Data supplied:
---*---
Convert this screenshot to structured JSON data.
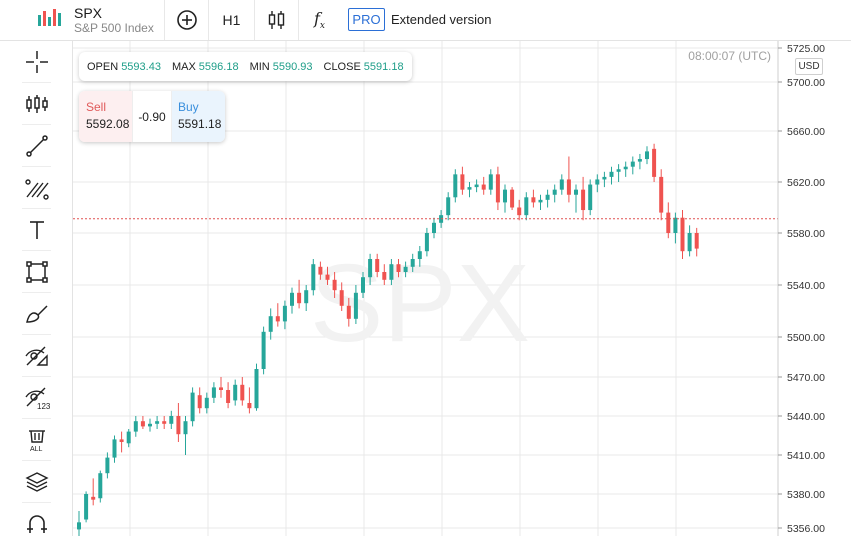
{
  "header": {
    "symbol": "SPX",
    "description": "S&P 500 Index",
    "timeframe": "H1",
    "pro_badge": "PRO",
    "extended_label": "Extended version"
  },
  "left_tools": [
    {
      "name": "crosshair-icon"
    },
    {
      "name": "indicators-icon"
    },
    {
      "name": "trend-line-icon"
    },
    {
      "name": "fib-tools-icon"
    },
    {
      "name": "text-tool-icon"
    },
    {
      "name": "rectangle-tool-icon"
    },
    {
      "name": "brush-tool-icon"
    },
    {
      "name": "hide-drawings-icon"
    },
    {
      "name": "hide-indicators-icon"
    },
    {
      "name": "delete-all-icon"
    },
    {
      "name": "layers-icon"
    },
    {
      "name": "magnet-icon"
    }
  ],
  "ohlc": {
    "open_label": "OPEN",
    "open": "5593.43",
    "max_label": "MAX",
    "max": "5596.18",
    "min_label": "MIN",
    "min": "5590.93",
    "close_label": "CLOSE",
    "close": "5591.18"
  },
  "trade": {
    "sell_label": "Sell",
    "sell_price": "5592.08",
    "change": "-0.90",
    "buy_label": "Buy",
    "buy_price": "5591.18"
  },
  "clock": "08:00:07 (UTC)",
  "currency": "USD",
  "watermark": "SPX",
  "colors": {
    "up": "#26a69a",
    "down": "#ef5350",
    "grid": "#e8e8e8",
    "last_price_line": "#e05050"
  },
  "chart_data": {
    "type": "candlestick",
    "y_ticks": [
      "5725.00",
      "5700.00",
      "5660.00",
      "5620.00",
      "5580.00",
      "5540.00",
      "5500.00",
      "5470.00",
      "5440.00",
      "5410.00",
      "5380.00",
      "5356.00"
    ],
    "last_price": 5591.18,
    "candles": [
      [
        5355,
        5368,
        5345,
        5360
      ],
      [
        5362,
        5382,
        5360,
        5380
      ],
      [
        5378,
        5392,
        5372,
        5376
      ],
      [
        5377,
        5398,
        5374,
        5396
      ],
      [
        5396,
        5412,
        5392,
        5408
      ],
      [
        5408,
        5425,
        5404,
        5422
      ],
      [
        5422,
        5428,
        5412,
        5420
      ],
      [
        5419,
        5430,
        5416,
        5428
      ],
      [
        5428,
        5440,
        5424,
        5436
      ],
      [
        5436,
        5440,
        5430,
        5432
      ],
      [
        5432,
        5438,
        5428,
        5434
      ],
      [
        5434,
        5440,
        5430,
        5436
      ],
      [
        5436,
        5440,
        5430,
        5434
      ],
      [
        5434,
        5444,
        5430,
        5440
      ],
      [
        5440,
        5450,
        5420,
        5426
      ],
      [
        5426,
        5440,
        5410,
        5436
      ],
      [
        5436,
        5462,
        5432,
        5458
      ],
      [
        5456,
        5462,
        5442,
        5446
      ],
      [
        5446,
        5458,
        5442,
        5454
      ],
      [
        5454,
        5466,
        5450,
        5462
      ],
      [
        5462,
        5470,
        5454,
        5460
      ],
      [
        5460,
        5466,
        5446,
        5450
      ],
      [
        5452,
        5468,
        5448,
        5464
      ],
      [
        5464,
        5470,
        5448,
        5452
      ],
      [
        5450,
        5462,
        5442,
        5446
      ],
      [
        5446,
        5480,
        5444,
        5476
      ],
      [
        5476,
        5508,
        5472,
        5504
      ],
      [
        5504,
        5522,
        5498,
        5516
      ],
      [
        5516,
        5526,
        5508,
        5512
      ],
      [
        5512,
        5528,
        5506,
        5524
      ],
      [
        5524,
        5538,
        5518,
        5534
      ],
      [
        5534,
        5544,
        5522,
        5526
      ],
      [
        5526,
        5540,
        5520,
        5536
      ],
      [
        5536,
        5560,
        5532,
        5556
      ],
      [
        5554,
        5558,
        5544,
        5548
      ],
      [
        5548,
        5554,
        5540,
        5544
      ],
      [
        5544,
        5550,
        5530,
        5536
      ],
      [
        5536,
        5542,
        5520,
        5524
      ],
      [
        5524,
        5530,
        5508,
        5514
      ],
      [
        5514,
        5540,
        5510,
        5534
      ],
      [
        5534,
        5550,
        5530,
        5546
      ],
      [
        5546,
        5564,
        5540,
        5560
      ],
      [
        5560,
        5564,
        5546,
        5550
      ],
      [
        5550,
        5556,
        5540,
        5544
      ],
      [
        5544,
        5560,
        5540,
        5556
      ],
      [
        5556,
        5560,
        5546,
        5550
      ],
      [
        5550,
        5558,
        5546,
        5554
      ],
      [
        5554,
        5564,
        5550,
        5560
      ],
      [
        5560,
        5570,
        5554,
        5566
      ],
      [
        5566,
        5584,
        5562,
        5580
      ],
      [
        5580,
        5592,
        5576,
        5588
      ],
      [
        5588,
        5598,
        5584,
        5594
      ],
      [
        5594,
        5612,
        5590,
        5608
      ],
      [
        5608,
        5630,
        5604,
        5626
      ],
      [
        5626,
        5632,
        5610,
        5614
      ],
      [
        5614,
        5620,
        5608,
        5616
      ],
      [
        5616,
        5622,
        5612,
        5618
      ],
      [
        5618,
        5624,
        5610,
        5614
      ],
      [
        5614,
        5630,
        5610,
        5626
      ],
      [
        5626,
        5632,
        5598,
        5604
      ],
      [
        5604,
        5618,
        5596,
        5614
      ],
      [
        5614,
        5616,
        5598,
        5600
      ],
      [
        5600,
        5606,
        5590,
        5594
      ],
      [
        5594,
        5612,
        5590,
        5608
      ],
      [
        5608,
        5614,
        5600,
        5604
      ],
      [
        5604,
        5610,
        5598,
        5606
      ],
      [
        5606,
        5614,
        5600,
        5610
      ],
      [
        5610,
        5618,
        5604,
        5614
      ],
      [
        5614,
        5626,
        5610,
        5622
      ],
      [
        5622,
        5640,
        5604,
        5610
      ],
      [
        5610,
        5618,
        5596,
        5614
      ],
      [
        5614,
        5624,
        5590,
        5598
      ],
      [
        5598,
        5622,
        5594,
        5618
      ],
      [
        5618,
        5626,
        5612,
        5622
      ],
      [
        5622,
        5628,
        5616,
        5624
      ],
      [
        5624,
        5632,
        5618,
        5628
      ],
      [
        5628,
        5634,
        5620,
        5630
      ],
      [
        5630,
        5636,
        5624,
        5632
      ],
      [
        5632,
        5640,
        5626,
        5636
      ],
      [
        5636,
        5642,
        5630,
        5638
      ],
      [
        5638,
        5648,
        5634,
        5644
      ],
      [
        5646,
        5650,
        5620,
        5624
      ],
      [
        5624,
        5630,
        5590,
        5596
      ],
      [
        5596,
        5604,
        5576,
        5580
      ],
      [
        5580,
        5596,
        5572,
        5592
      ],
      [
        5592,
        5598,
        5560,
        5566
      ],
      [
        5566,
        5586,
        5562,
        5580
      ],
      [
        5580,
        5584,
        5562,
        5568
      ]
    ]
  }
}
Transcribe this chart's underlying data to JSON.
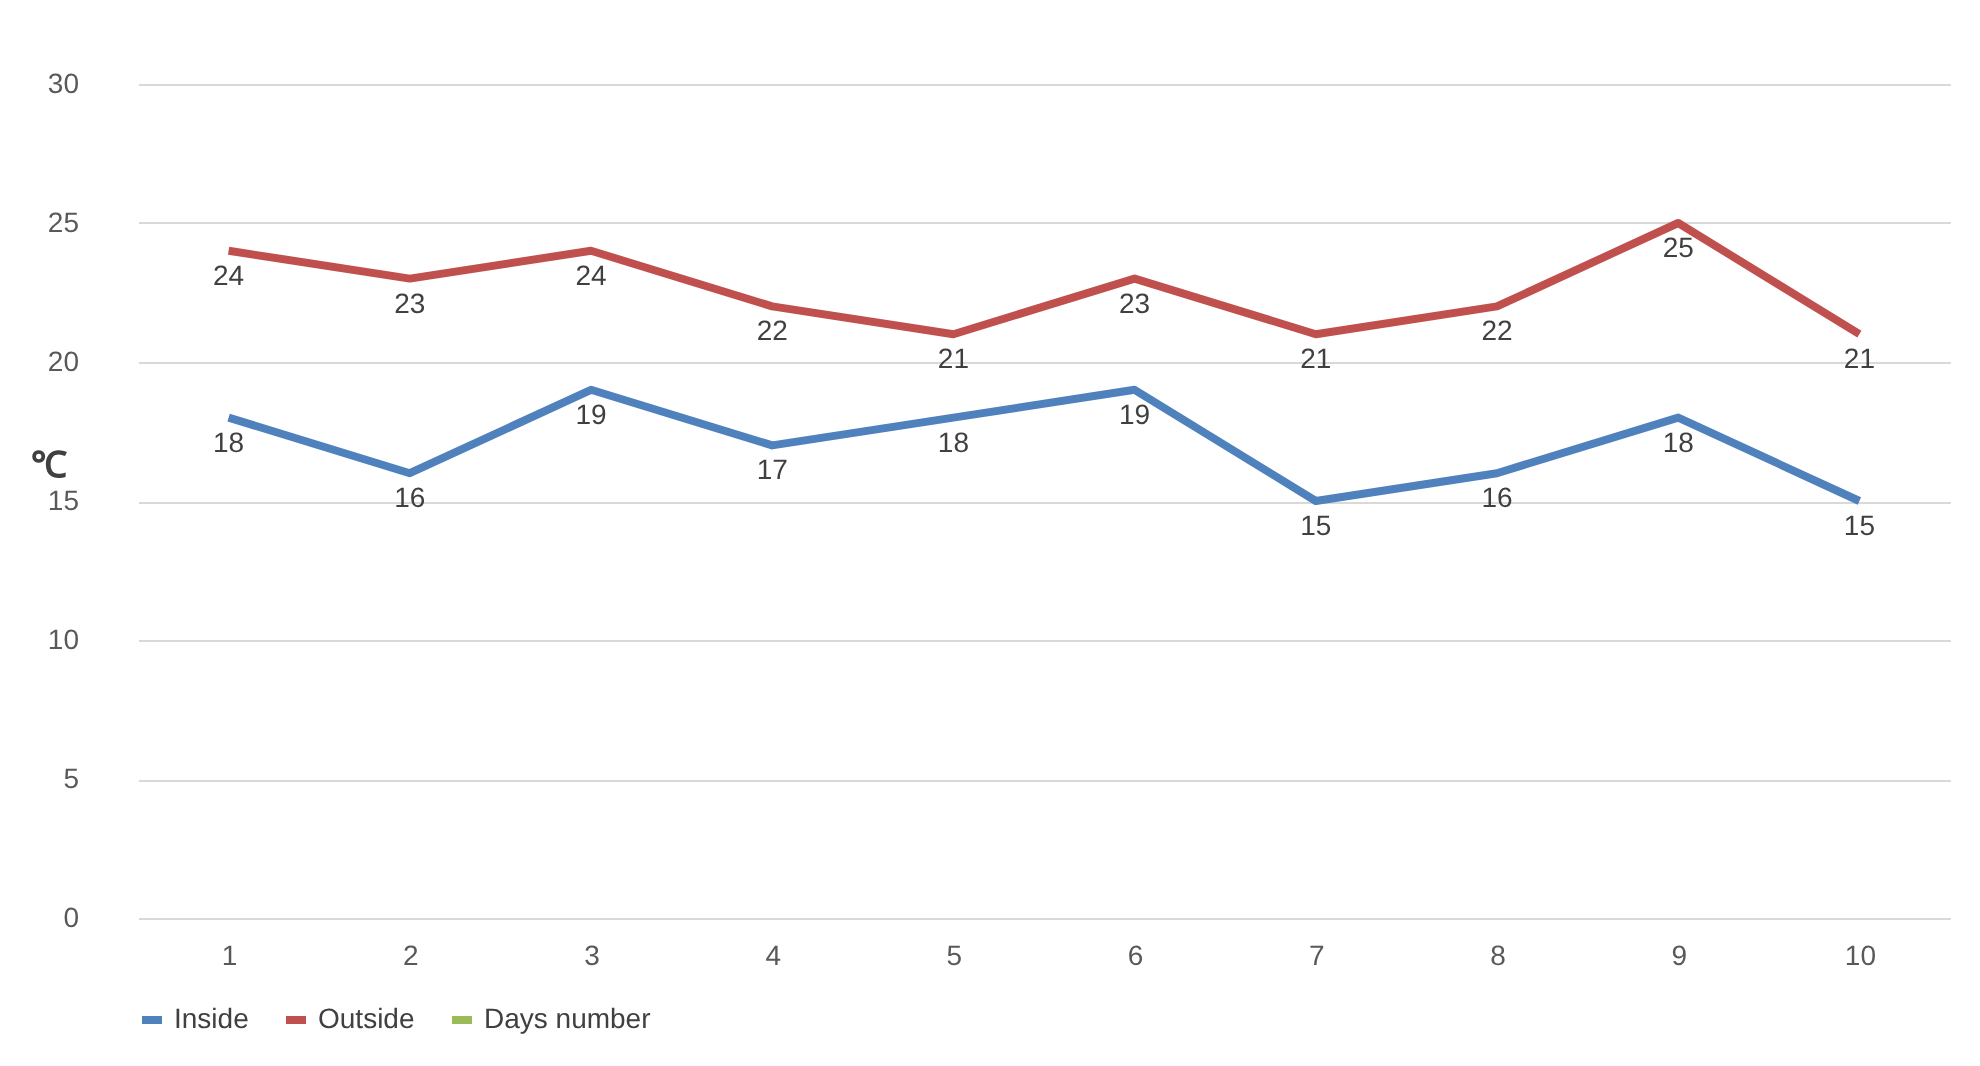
---*---
Task to carry out: Transcribe all of the records above character for character. Exclude the pictures.

Full answer:
Convert this screenshot to structured JSON data.
{
  "header": {
    "symbol": "SPX",
    "description": "S&P 500 Index",
    "timeframe": "H1",
    "pro_badge": "PRO",
    "extended_label": "Extended version"
  },
  "left_tools": [
    {
      "name": "crosshair-icon"
    },
    {
      "name": "indicators-icon"
    },
    {
      "name": "trend-line-icon"
    },
    {
      "name": "fib-tools-icon"
    },
    {
      "name": "text-tool-icon"
    },
    {
      "name": "rectangle-tool-icon"
    },
    {
      "name": "brush-tool-icon"
    },
    {
      "name": "hide-drawings-icon"
    },
    {
      "name": "hide-indicators-icon"
    },
    {
      "name": "delete-all-icon"
    },
    {
      "name": "layers-icon"
    },
    {
      "name": "magnet-icon"
    }
  ],
  "ohlc": {
    "open_label": "OPEN",
    "open": "5593.43",
    "max_label": "MAX",
    "max": "5596.18",
    "min_label": "MIN",
    "min": "5590.93",
    "close_label": "CLOSE",
    "close": "5591.18"
  },
  "trade": {
    "sell_label": "Sell",
    "sell_price": "5592.08",
    "change": "-0.90",
    "buy_label": "Buy",
    "buy_price": "5591.18"
  },
  "clock": "08:00:07 (UTC)",
  "currency": "USD",
  "watermark": "SPX",
  "colors": {
    "up": "#26a69a",
    "down": "#ef5350",
    "grid": "#e8e8e8",
    "last_price_line": "#e05050"
  },
  "chart_data": {
    "type": "candlestick",
    "y_ticks": [
      "5725.00",
      "5700.00",
      "5660.00",
      "5620.00",
      "5580.00",
      "5540.00",
      "5500.00",
      "5470.00",
      "5440.00",
      "5410.00",
      "5380.00",
      "5356.00"
    ],
    "last_price": 5591.18,
    "candles": [
      [
        5355,
        5368,
        5345,
        5360
      ],
      [
        5362,
        5382,
        5360,
        5380
      ],
      [
        5378,
        5392,
        5372,
        5376
      ],
      [
        5377,
        5398,
        5374,
        5396
      ],
      [
        5396,
        5412,
        5392,
        5408
      ],
      [
        5408,
        5425,
        5404,
        5422
      ],
      [
        5422,
        5428,
        5412,
        5420
      ],
      [
        5419,
        5430,
        5416,
        5428
      ],
      [
        5428,
        5440,
        5424,
        5436
      ],
      [
        5436,
        5440,
        5430,
        5432
      ],
      [
        5432,
        5438,
        5428,
        5434
      ],
      [
        5434,
        5440,
        5430,
        5436
      ],
      [
        5436,
        5440,
        5430,
        5434
      ],
      [
        5434,
        5444,
        5430,
        5440
      ],
      [
        5440,
        5450,
        5420,
        5426
      ],
      [
        5426,
        5440,
        5410,
        5436
      ],
      [
        5436,
        5462,
        5432,
        5458
      ],
      [
        5456,
        5462,
        5442,
        5446
      ],
      [
        5446,
        5458,
        5442,
        5454
      ],
      [
        5454,
        5466,
        5450,
        5462
      ],
      [
        5462,
        5470,
        5454,
        5460
      ],
      [
        5460,
        5466,
        5446,
        5450
      ],
      [
        5452,
        5468,
        5448,
        5464
      ],
      [
        5464,
        5470,
        5448,
        5452
      ],
      [
        5450,
        5462,
        5442,
        5446
      ],
      [
        5446,
        5480,
        5444,
        5476
      ],
      [
        5476,
        5508,
        5472,
        5504
      ],
      [
        5504,
        5522,
        5498,
        5516
      ],
      [
        5516,
        5526,
        5508,
        5512
      ],
      [
        5512,
        5528,
        5506,
        5524
      ],
      [
        5524,
        5538,
        5518,
        5534
      ],
      [
        5534,
        5544,
        5522,
        5526
      ],
      [
        5526,
        5540,
        5520,
        5536
      ],
      [
        5536,
        5560,
        5532,
        5556
      ],
      [
        5554,
        5558,
        5544,
        5548
      ],
      [
        5548,
        5554,
        5540,
        5544
      ],
      [
        5544,
        5550,
        5530,
        5536
      ],
      [
        5536,
        5542,
        5520,
        5524
      ],
      [
        5524,
        5530,
        5508,
        5514
      ],
      [
        5514,
        5540,
        5510,
        5534
      ],
      [
        5534,
        5550,
        5530,
        5546
      ],
      [
        5546,
        5564,
        5540,
        5560
      ],
      [
        5560,
        5564,
        5546,
        5550
      ],
      [
        5550,
        5556,
        5540,
        5544
      ],
      [
        5544,
        5560,
        5540,
        5556
      ],
      [
        5556,
        5560,
        5546,
        5550
      ],
      [
        5550,
        5558,
        5546,
        5554
      ],
      [
        5554,
        5564,
        5550,
        5560
      ],
      [
        5560,
        5570,
        5554,
        5566
      ],
      [
        5566,
        5584,
        5562,
        5580
      ],
      [
        5580,
        5592,
        5576,
        5588
      ],
      [
        5588,
        5598,
        5584,
        5594
      ],
      [
        5594,
        5612,
        5590,
        5608
      ],
      [
        5608,
        5630,
        5604,
        5626
      ],
      [
        5626,
        5632,
        5610,
        5614
      ],
      [
        5614,
        5620,
        5608,
        5616
      ],
      [
        5616,
        5622,
        5612,
        5618
      ],
      [
        5618,
        5624,
        5610,
        5614
      ],
      [
        5614,
        5630,
        5610,
        5626
      ],
      [
        5626,
        5632,
        5598,
        5604
      ],
      [
        5604,
        5618,
        5596,
        5614
      ],
      [
        5614,
        5616,
        5598,
        5600
      ],
      [
        5600,
        5606,
        5590,
        5594
      ],
      [
        5594,
        5612,
        5590,
        5608
      ],
      [
        5608,
        5614,
        5600,
        5604
      ],
      [
        5604,
        5610,
        5598,
        5606
      ],
      [
        5606,
        5614,
        5600,
        5610
      ],
      [
        5610,
        5618,
        5604,
        5614
      ],
      [
        5614,
        5626,
        5610,
        5622
      ],
      [
        5622,
        5640,
        5604,
        5610
      ],
      [
        5610,
        5618,
        5596,
        5614
      ],
      [
        5614,
        5624,
        5590,
        5598
      ],
      [
        5598,
        5622,
        5594,
        5618
      ],
      [
        5618,
        5626,
        5612,
        5622
      ],
      [
        5622,
        5628,
        5616,
        5624
      ],
      [
        5624,
        5632,
        5618,
        5628
      ],
      [
        5628,
        5634,
        5620,
        5630
      ],
      [
        5630,
        5636,
        5624,
        5632
      ],
      [
        5632,
        5640,
        5626,
        5636
      ],
      [
        5636,
        5642,
        5630,
        5638
      ],
      [
        5638,
        5648,
        5634,
        5644
      ],
      [
        5646,
        5650,
        5620,
        5624
      ],
      [
        5624,
        5630,
        5590,
        5596
      ],
      [
        5596,
        5604,
        5576,
        5580
      ],
      [
        5580,
        5596,
        5572,
        5592
      ],
      [
        5592,
        5598,
        5560,
        5566
      ],
      [
        5566,
        5586,
        5562,
        5580
      ],
      [
        5580,
        5584,
        5562,
        5568
      ]
    ]
  }
}
Transcribe this chart's underlying data to JSON.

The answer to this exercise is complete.